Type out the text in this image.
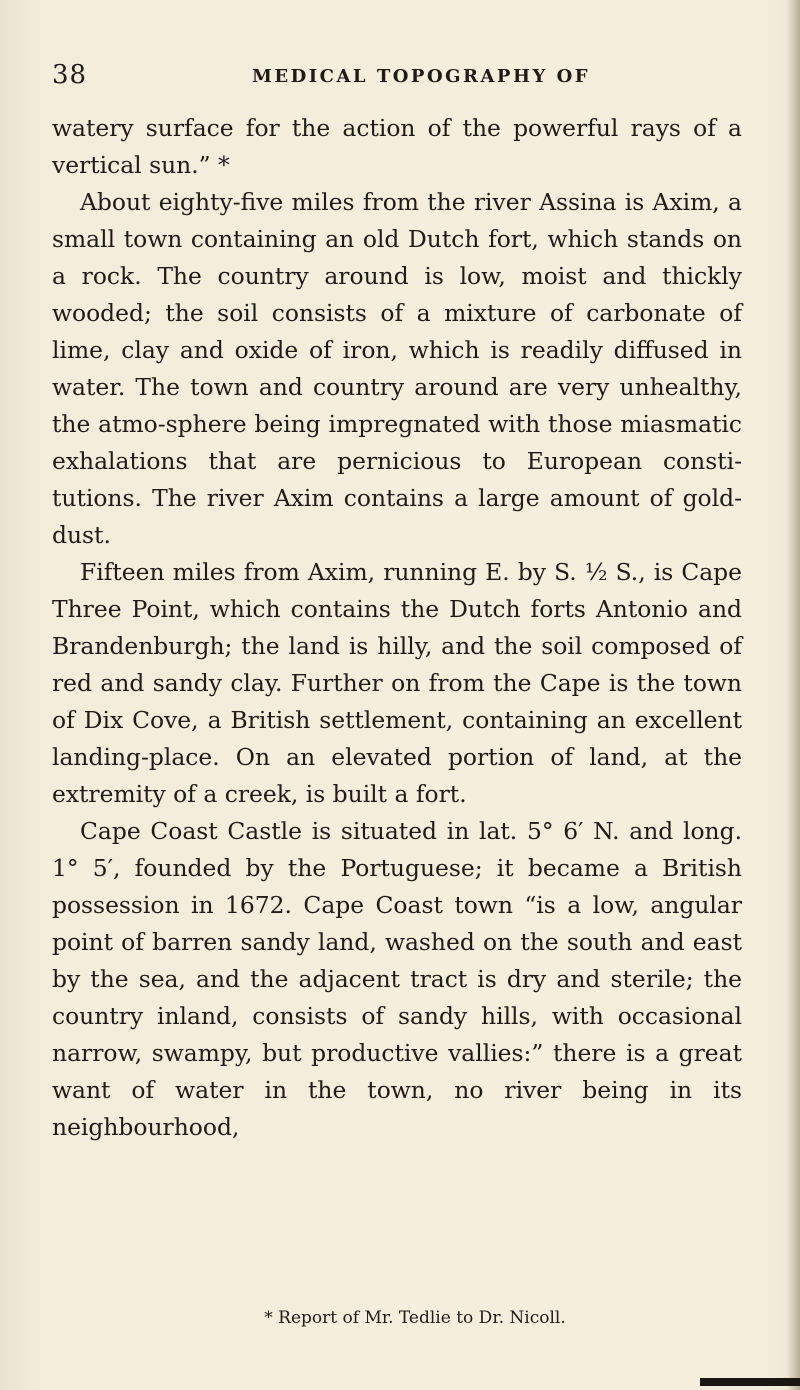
38	MEDICAL TOPOGRAPHY OF

watery surface for the action of the powerful rays of a vertical sun.” *

About eighty-five miles from the river Assina is Axim, a small town containing an old Dutch fort, which stands on a rock. The country around is low, moist and thickly wooded; the soil consists of a mixture of carbonate of lime, clay and oxide of iron, which is readily diffused in water. The town and country around are very unhealthy, the atmo-sphere being impregnated with those miasmatic exhalations that are pernicious to European consti-tutions. The river Axim contains a large amount of gold-dust.

Fifteen miles from Axim, running E. by S. ½ S., is Cape Three Point, which contains the Dutch forts Antonio and Brandenburgh; the land is hilly, and the soil composed of red and sandy clay. Further on from the Cape is the town of Dix Cove, a British settlement, containing an excellent landing-place. On an elevated portion of land, at the extremity of a creek, is built a fort.

Cape Coast Castle is situated in lat. 5° 6′ N. and long. 1° 5′, founded by the Portuguese; it became a British possession in 1672. Cape Coast town “is a low, angular point of barren sandy land, washed on the south and east by the sea, and the adjacent tract is dry and sterile; the country inland, consists of sandy hills, with occasional narrow, swampy, but productive vallies:” there is a great want of water in the town, no river being in its neighbourhood,

* Report of Mr. Tedlie to Dr. Nicoll.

-------------------------

■ **What you will do**: Retype every record above exactly as written, but leave out the pictures.

■ **Written answer**:
Type out the text in this image.
38	MEDICAL TOPOGRAPHY OF

watery surface for the action of the powerful rays of a vertical sun.” *

About eighty-five miles from the river Assina is Axim, a small town containing an old Dutch fort, which stands on a rock. The country around is low, moist and thickly wooded; the soil consists of a mixture of carbonate of lime, clay and oxide of iron, which is readily diffused in water. The town and country around are very unhealthy, the atmo-sphere being impregnated with those miasmatic exhalations that are pernicious to European consti-tutions. The river Axim contains a large amount of gold-dust.

Fifteen miles from Axim, running E. by S. ½ S., is Cape Three Point, which contains the Dutch forts Antonio and Brandenburgh; the land is hilly, and the soil composed of red and sandy clay. Further on from the Cape is the town of Dix Cove, a British settlement, containing an excellent landing-place. On an elevated portion of land, at the extremity of a creek, is built a fort.

Cape Coast Castle is situated in lat. 5° 6′ N. and long. 1° 5′, founded by the Portuguese; it became a British possession in 1672. Cape Coast town “is a low, angular point of barren sandy land, washed on the south and east by the sea, and the adjacent tract is dry and sterile; the country inland, consists of sandy hills, with occasional narrow, swampy, but productive vallies:” there is a great want of water in the town, no river being in its neighbourhood,

* Report of Mr. Tedlie to Dr. Nicoll.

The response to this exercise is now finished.